PROVIDED RECORDS
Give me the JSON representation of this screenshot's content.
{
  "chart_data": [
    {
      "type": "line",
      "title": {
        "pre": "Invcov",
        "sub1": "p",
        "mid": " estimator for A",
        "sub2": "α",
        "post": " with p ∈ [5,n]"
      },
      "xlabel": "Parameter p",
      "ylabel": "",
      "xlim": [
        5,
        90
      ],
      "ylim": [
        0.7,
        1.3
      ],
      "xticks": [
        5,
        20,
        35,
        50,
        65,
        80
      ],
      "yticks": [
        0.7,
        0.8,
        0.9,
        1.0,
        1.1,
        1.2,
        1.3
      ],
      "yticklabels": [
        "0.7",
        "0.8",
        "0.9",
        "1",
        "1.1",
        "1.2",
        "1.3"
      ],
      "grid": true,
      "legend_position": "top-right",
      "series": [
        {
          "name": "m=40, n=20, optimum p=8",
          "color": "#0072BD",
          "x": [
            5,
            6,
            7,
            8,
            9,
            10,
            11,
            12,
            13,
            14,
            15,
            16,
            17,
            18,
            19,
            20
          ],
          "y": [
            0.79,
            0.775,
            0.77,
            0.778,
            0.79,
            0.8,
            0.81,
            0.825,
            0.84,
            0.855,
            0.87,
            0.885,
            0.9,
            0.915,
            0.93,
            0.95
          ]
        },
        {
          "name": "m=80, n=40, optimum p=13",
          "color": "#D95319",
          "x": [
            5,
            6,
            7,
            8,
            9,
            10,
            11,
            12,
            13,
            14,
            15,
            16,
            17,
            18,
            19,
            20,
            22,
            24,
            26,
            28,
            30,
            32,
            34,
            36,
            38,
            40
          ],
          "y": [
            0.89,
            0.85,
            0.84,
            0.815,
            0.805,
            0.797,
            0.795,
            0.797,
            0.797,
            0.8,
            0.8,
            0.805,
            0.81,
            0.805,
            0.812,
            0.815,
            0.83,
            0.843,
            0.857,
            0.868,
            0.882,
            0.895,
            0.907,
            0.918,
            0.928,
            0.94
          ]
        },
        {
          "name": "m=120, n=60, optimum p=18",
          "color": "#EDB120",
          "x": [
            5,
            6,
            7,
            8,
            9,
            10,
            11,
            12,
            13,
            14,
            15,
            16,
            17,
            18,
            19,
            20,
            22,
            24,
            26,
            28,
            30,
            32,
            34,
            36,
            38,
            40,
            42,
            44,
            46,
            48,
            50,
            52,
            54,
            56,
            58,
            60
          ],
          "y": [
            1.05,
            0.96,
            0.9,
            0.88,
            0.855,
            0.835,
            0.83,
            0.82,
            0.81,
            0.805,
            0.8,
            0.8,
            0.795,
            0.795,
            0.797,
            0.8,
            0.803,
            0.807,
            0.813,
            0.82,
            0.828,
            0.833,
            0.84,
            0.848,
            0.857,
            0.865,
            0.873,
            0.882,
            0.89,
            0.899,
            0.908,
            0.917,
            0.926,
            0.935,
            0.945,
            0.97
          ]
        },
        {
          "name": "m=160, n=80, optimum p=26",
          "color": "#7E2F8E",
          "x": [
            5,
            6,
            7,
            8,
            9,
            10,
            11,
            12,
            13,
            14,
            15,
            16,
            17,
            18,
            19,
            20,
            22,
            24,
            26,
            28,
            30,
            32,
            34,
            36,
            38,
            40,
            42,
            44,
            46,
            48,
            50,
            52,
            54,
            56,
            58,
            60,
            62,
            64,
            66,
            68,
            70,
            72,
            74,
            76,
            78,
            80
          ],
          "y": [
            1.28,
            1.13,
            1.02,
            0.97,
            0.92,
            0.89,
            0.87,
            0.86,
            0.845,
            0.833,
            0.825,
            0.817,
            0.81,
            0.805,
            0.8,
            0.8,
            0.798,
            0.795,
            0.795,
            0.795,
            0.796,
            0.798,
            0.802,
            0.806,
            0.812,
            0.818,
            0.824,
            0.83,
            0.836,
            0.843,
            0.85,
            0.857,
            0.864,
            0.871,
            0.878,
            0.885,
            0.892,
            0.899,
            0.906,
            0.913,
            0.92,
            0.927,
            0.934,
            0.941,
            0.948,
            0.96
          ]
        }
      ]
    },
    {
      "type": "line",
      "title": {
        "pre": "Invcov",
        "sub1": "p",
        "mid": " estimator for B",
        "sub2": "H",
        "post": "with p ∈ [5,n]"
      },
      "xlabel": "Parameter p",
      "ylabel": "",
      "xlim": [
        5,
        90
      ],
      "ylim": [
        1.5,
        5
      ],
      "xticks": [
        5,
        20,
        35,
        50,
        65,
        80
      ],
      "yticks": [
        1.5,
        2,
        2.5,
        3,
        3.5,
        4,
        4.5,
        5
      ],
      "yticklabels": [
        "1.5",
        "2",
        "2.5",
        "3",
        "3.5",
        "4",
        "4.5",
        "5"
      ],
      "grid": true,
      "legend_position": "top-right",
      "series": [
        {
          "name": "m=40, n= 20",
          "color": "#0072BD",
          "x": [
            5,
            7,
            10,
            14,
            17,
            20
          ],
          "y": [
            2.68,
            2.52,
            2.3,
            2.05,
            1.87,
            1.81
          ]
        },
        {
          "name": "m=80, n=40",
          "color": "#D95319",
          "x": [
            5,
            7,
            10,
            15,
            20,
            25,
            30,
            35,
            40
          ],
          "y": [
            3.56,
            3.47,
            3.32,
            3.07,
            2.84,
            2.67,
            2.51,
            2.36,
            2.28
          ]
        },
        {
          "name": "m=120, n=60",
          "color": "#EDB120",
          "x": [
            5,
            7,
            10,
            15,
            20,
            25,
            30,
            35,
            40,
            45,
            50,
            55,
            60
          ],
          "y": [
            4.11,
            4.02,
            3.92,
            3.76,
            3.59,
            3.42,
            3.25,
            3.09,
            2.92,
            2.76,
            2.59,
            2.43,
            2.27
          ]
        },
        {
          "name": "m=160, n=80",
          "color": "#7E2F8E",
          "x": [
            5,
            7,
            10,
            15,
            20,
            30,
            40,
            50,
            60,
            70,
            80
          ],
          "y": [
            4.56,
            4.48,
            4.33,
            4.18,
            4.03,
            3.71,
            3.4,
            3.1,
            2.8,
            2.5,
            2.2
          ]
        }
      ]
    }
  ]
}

TASK DESCRIPTION
Return the full listing, character for character.

SOLVED EXERCISE
Give me the JSON representation of this screenshot's content.
{
  "chart_data": [
    {
      "type": "line",
      "title": {
        "pre": "Invcov",
        "sub1": "p",
        "mid": " estimator for A",
        "sub2": "α",
        "post": " with p ∈ [5,n]"
      },
      "xlabel": "Parameter p",
      "ylabel": "",
      "xlim": [
        5,
        90
      ],
      "ylim": [
        0.7,
        1.3
      ],
      "xticks": [
        5,
        20,
        35,
        50,
        65,
        80
      ],
      "yticks": [
        0.7,
        0.8,
        0.9,
        1.0,
        1.1,
        1.2,
        1.3
      ],
      "yticklabels": [
        "0.7",
        "0.8",
        "0.9",
        "1",
        "1.1",
        "1.2",
        "1.3"
      ],
      "grid": true,
      "legend_position": "top-right",
      "series": [
        {
          "name": "m=40, n=20, optimum p=8",
          "color": "#0072BD",
          "x": [
            5,
            6,
            7,
            8,
            9,
            10,
            11,
            12,
            13,
            14,
            15,
            16,
            17,
            18,
            19,
            20
          ],
          "y": [
            0.79,
            0.775,
            0.77,
            0.778,
            0.79,
            0.8,
            0.81,
            0.825,
            0.84,
            0.855,
            0.87,
            0.885,
            0.9,
            0.915,
            0.93,
            0.95
          ]
        },
        {
          "name": "m=80, n=40, optimum p=13",
          "color": "#D95319",
          "x": [
            5,
            6,
            7,
            8,
            9,
            10,
            11,
            12,
            13,
            14,
            15,
            16,
            17,
            18,
            19,
            20,
            22,
            24,
            26,
            28,
            30,
            32,
            34,
            36,
            38,
            40
          ],
          "y": [
            0.89,
            0.85,
            0.84,
            0.815,
            0.805,
            0.797,
            0.795,
            0.797,
            0.797,
            0.8,
            0.8,
            0.805,
            0.81,
            0.805,
            0.812,
            0.815,
            0.83,
            0.843,
            0.857,
            0.868,
            0.882,
            0.895,
            0.907,
            0.918,
            0.928,
            0.94
          ]
        },
        {
          "name": "m=120, n=60, optimum p=18",
          "color": "#EDB120",
          "x": [
            5,
            6,
            7,
            8,
            9,
            10,
            11,
            12,
            13,
            14,
            15,
            16,
            17,
            18,
            19,
            20,
            22,
            24,
            26,
            28,
            30,
            32,
            34,
            36,
            38,
            40,
            42,
            44,
            46,
            48,
            50,
            52,
            54,
            56,
            58,
            60
          ],
          "y": [
            1.05,
            0.96,
            0.9,
            0.88,
            0.855,
            0.835,
            0.83,
            0.82,
            0.81,
            0.805,
            0.8,
            0.8,
            0.795,
            0.795,
            0.797,
            0.8,
            0.803,
            0.807,
            0.813,
            0.82,
            0.828,
            0.833,
            0.84,
            0.848,
            0.857,
            0.865,
            0.873,
            0.882,
            0.89,
            0.899,
            0.908,
            0.917,
            0.926,
            0.935,
            0.945,
            0.97
          ]
        },
        {
          "name": "m=160, n=80, optimum p=26",
          "color": "#7E2F8E",
          "x": [
            5,
            6,
            7,
            8,
            9,
            10,
            11,
            12,
            13,
            14,
            15,
            16,
            17,
            18,
            19,
            20,
            22,
            24,
            26,
            28,
            30,
            32,
            34,
            36,
            38,
            40,
            42,
            44,
            46,
            48,
            50,
            52,
            54,
            56,
            58,
            60,
            62,
            64,
            66,
            68,
            70,
            72,
            74,
            76,
            78,
            80
          ],
          "y": [
            1.28,
            1.13,
            1.02,
            0.97,
            0.92,
            0.89,
            0.87,
            0.86,
            0.845,
            0.833,
            0.825,
            0.817,
            0.81,
            0.805,
            0.8,
            0.8,
            0.798,
            0.795,
            0.795,
            0.795,
            0.796,
            0.798,
            0.802,
            0.806,
            0.812,
            0.818,
            0.824,
            0.83,
            0.836,
            0.843,
            0.85,
            0.857,
            0.864,
            0.871,
            0.878,
            0.885,
            0.892,
            0.899,
            0.906,
            0.913,
            0.92,
            0.927,
            0.934,
            0.941,
            0.948,
            0.96
          ]
        }
      ]
    },
    {
      "type": "line",
      "title": {
        "pre": "Invcov",
        "sub1": "p",
        "mid": " estimator for B",
        "sub2": "H",
        "post": "with p ∈ [5,n]"
      },
      "xlabel": "Parameter p",
      "ylabel": "",
      "xlim": [
        5,
        90
      ],
      "ylim": [
        1.5,
        5
      ],
      "xticks": [
        5,
        20,
        35,
        50,
        65,
        80
      ],
      "yticks": [
        1.5,
        2,
        2.5,
        3,
        3.5,
        4,
        4.5,
        5
      ],
      "yticklabels": [
        "1.5",
        "2",
        "2.5",
        "3",
        "3.5",
        "4",
        "4.5",
        "5"
      ],
      "grid": true,
      "legend_position": "top-right",
      "series": [
        {
          "name": "m=40, n= 20",
          "color": "#0072BD",
          "x": [
            5,
            7,
            10,
            14,
            17,
            20
          ],
          "y": [
            2.68,
            2.52,
            2.3,
            2.05,
            1.87,
            1.81
          ]
        },
        {
          "name": "m=80, n=40",
          "color": "#D95319",
          "x": [
            5,
            7,
            10,
            15,
            20,
            25,
            30,
            35,
            40
          ],
          "y": [
            3.56,
            3.47,
            3.32,
            3.07,
            2.84,
            2.67,
            2.51,
            2.36,
            2.28
          ]
        },
        {
          "name": "m=120, n=60",
          "color": "#EDB120",
          "x": [
            5,
            7,
            10,
            15,
            20,
            25,
            30,
            35,
            40,
            45,
            50,
            55,
            60
          ],
          "y": [
            4.11,
            4.02,
            3.92,
            3.76,
            3.59,
            3.42,
            3.25,
            3.09,
            2.92,
            2.76,
            2.59,
            2.43,
            2.27
          ]
        },
        {
          "name": "m=160, n=80",
          "color": "#7E2F8E",
          "x": [
            5,
            7,
            10,
            15,
            20,
            30,
            40,
            50,
            60,
            70,
            80
          ],
          "y": [
            4.56,
            4.48,
            4.33,
            4.18,
            4.03,
            3.71,
            3.4,
            3.1,
            2.8,
            2.5,
            2.2
          ]
        }
      ]
    }
  ]
}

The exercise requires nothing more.